Start Dataset entries

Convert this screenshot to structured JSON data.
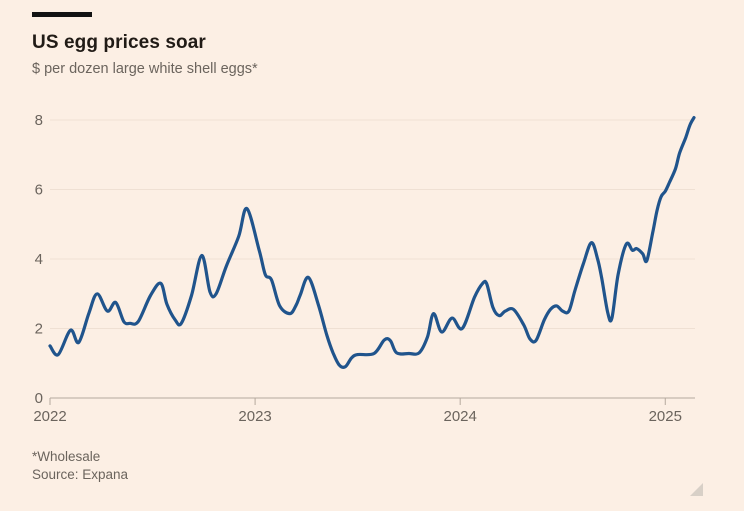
{
  "header": {
    "title": "US egg prices soar",
    "subtitle": "$ per dozen large white shell eggs*"
  },
  "footer": {
    "footnote": "*Wholesale",
    "source": "Source: Expana"
  },
  "colors": {
    "background": "#FCEFE4",
    "line": "#20548C",
    "grid": "#EFE0D3",
    "axis": "#B5A99E",
    "title_text": "#211B16",
    "muted_text": "#6B645D"
  },
  "chart_data": {
    "type": "line",
    "title": "US egg prices soar",
    "subtitle": "$ per dozen large white shell eggs*",
    "series_name": "US wholesale price, $ per dozen large white shell eggs",
    "grid": "horizontal",
    "legend": "none",
    "xlabel": "",
    "ylabel": "",
    "xticks": [
      2022,
      2023,
      2024,
      2025
    ],
    "yticks": [
      0,
      2,
      4,
      6,
      8
    ],
    "xlim": [
      2022,
      2025.145
    ],
    "ylim": [
      0,
      8.6
    ],
    "x": [
      2022.0,
      2022.04,
      2022.1,
      2022.14,
      2022.19,
      2022.23,
      2022.28,
      2022.32,
      2022.36,
      2022.39,
      2022.43,
      2022.49,
      2022.54,
      2022.57,
      2022.61,
      2022.64,
      2022.69,
      2022.74,
      2022.78,
      2022.81,
      2022.86,
      2022.92,
      2022.96,
      2023.02,
      2023.05,
      2023.08,
      2023.12,
      2023.17,
      2023.2,
      2023.22,
      2023.26,
      2023.31,
      2023.35,
      2023.38,
      2023.41,
      2023.44,
      2023.47,
      2023.5,
      2023.58,
      2023.63,
      2023.66,
      2023.69,
      2023.75,
      2023.8,
      2023.84,
      2023.87,
      2023.91,
      2023.96,
      2024.01,
      2024.07,
      2024.11,
      2024.13,
      2024.16,
      2024.19,
      2024.22,
      2024.26,
      2024.31,
      2024.34,
      2024.37,
      2024.41,
      2024.44,
      2024.47,
      2024.5,
      2024.53,
      2024.56,
      2024.6,
      2024.64,
      2024.67,
      2024.69,
      2024.72,
      2024.74,
      2024.77,
      2024.81,
      2024.84,
      2024.86,
      2024.89,
      2024.91,
      2024.94,
      2024.96,
      2024.98,
      2025.0,
      2025.02,
      2025.05,
      2025.07,
      2025.1,
      2025.12,
      2025.14
    ],
    "y": [
      1.5,
      1.25,
      1.95,
      1.6,
      2.45,
      3.0,
      2.5,
      2.75,
      2.2,
      2.15,
      2.2,
      2.95,
      3.3,
      2.7,
      2.25,
      2.15,
      2.95,
      4.1,
      3.05,
      3.0,
      3.8,
      4.65,
      5.45,
      4.25,
      3.55,
      3.4,
      2.65,
      2.43,
      2.67,
      2.96,
      3.47,
      2.65,
      1.8,
      1.3,
      0.95,
      0.9,
      1.15,
      1.25,
      1.28,
      1.67,
      1.65,
      1.3,
      1.28,
      1.3,
      1.75,
      2.43,
      1.9,
      2.3,
      2.0,
      2.9,
      3.3,
      3.28,
      2.6,
      2.37,
      2.5,
      2.55,
      2.1,
      1.7,
      1.66,
      2.25,
      2.55,
      2.65,
      2.5,
      2.5,
      3.1,
      3.85,
      4.47,
      4.0,
      3.45,
      2.45,
      2.3,
      3.55,
      4.43,
      4.25,
      4.3,
      4.15,
      3.95,
      4.8,
      5.4,
      5.8,
      5.95,
      6.2,
      6.6,
      7.05,
      7.5,
      7.85,
      8.07
    ]
  }
}
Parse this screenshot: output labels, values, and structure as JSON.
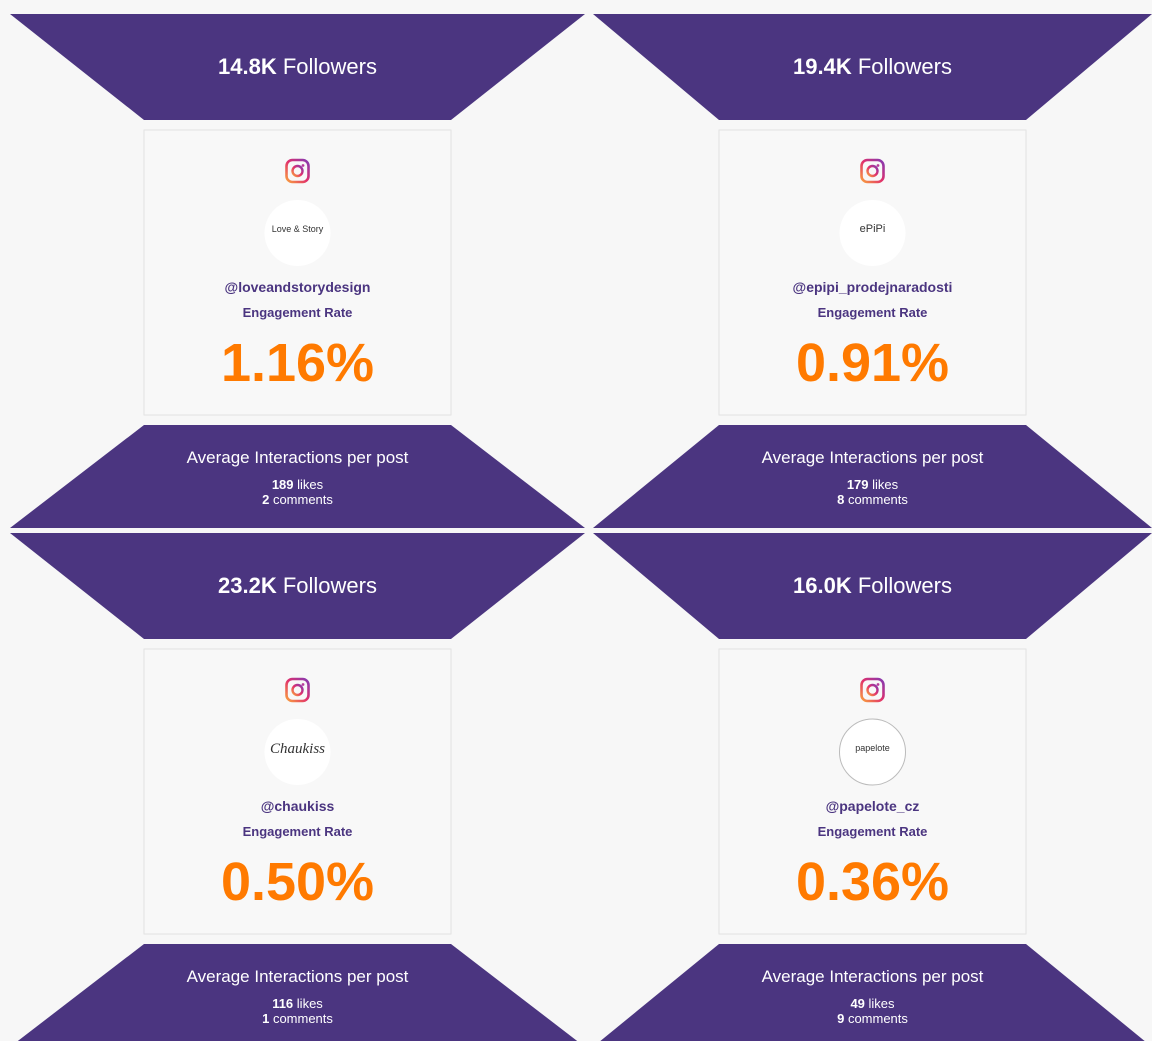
{
  "cards": [
    {
      "followers": "14.8K",
      "followers_label": "Followers",
      "avatar_text": "Love & Story",
      "handle": "@loveandstorydesign",
      "engagement_label": "Engagement Rate",
      "rate": "1.16%",
      "interactions_label": "Average Interactions per post",
      "likes": "189",
      "likes_label": "likes",
      "comments": "2",
      "comments_label": "comments"
    },
    {
      "followers": "19.4K",
      "followers_label": "Followers",
      "avatar_text": "ePiPi",
      "handle": "@epipi_prodejnaradosti",
      "engagement_label": "Engagement Rate",
      "rate": "0.91%",
      "interactions_label": "Average Interactions per post",
      "likes": "179",
      "likes_label": "likes",
      "comments": "8",
      "comments_label": "comments"
    },
    {
      "followers": "23.2K",
      "followers_label": "Followers",
      "avatar_text": "Chaukiss",
      "handle": "@chaukiss",
      "engagement_label": "Engagement Rate",
      "rate": "0.50%",
      "interactions_label": "Average Interactions per post",
      "likes": "116",
      "likes_label": "likes",
      "comments": "1",
      "comments_label": "comments"
    },
    {
      "followers": "16.0K",
      "followers_label": "Followers",
      "avatar_text": "papelote",
      "handle": "@papelote_cz",
      "engagement_label": "Engagement Rate",
      "rate": "0.36%",
      "interactions_label": "Average Interactions per post",
      "likes": "49",
      "likes_label": "likes",
      "comments": "9",
      "comments_label": "comments"
    }
  ]
}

End Dataset entries

Goal » Search the lines above for the string "shell" and copy each line that has it.

Response »
    "subtitle": "$ per dozen large white shell eggs*"
    "subtitle": "$ per dozen large white shell eggs*",
    "series_name": "US wholesale price, $ per dozen large white shell eggs",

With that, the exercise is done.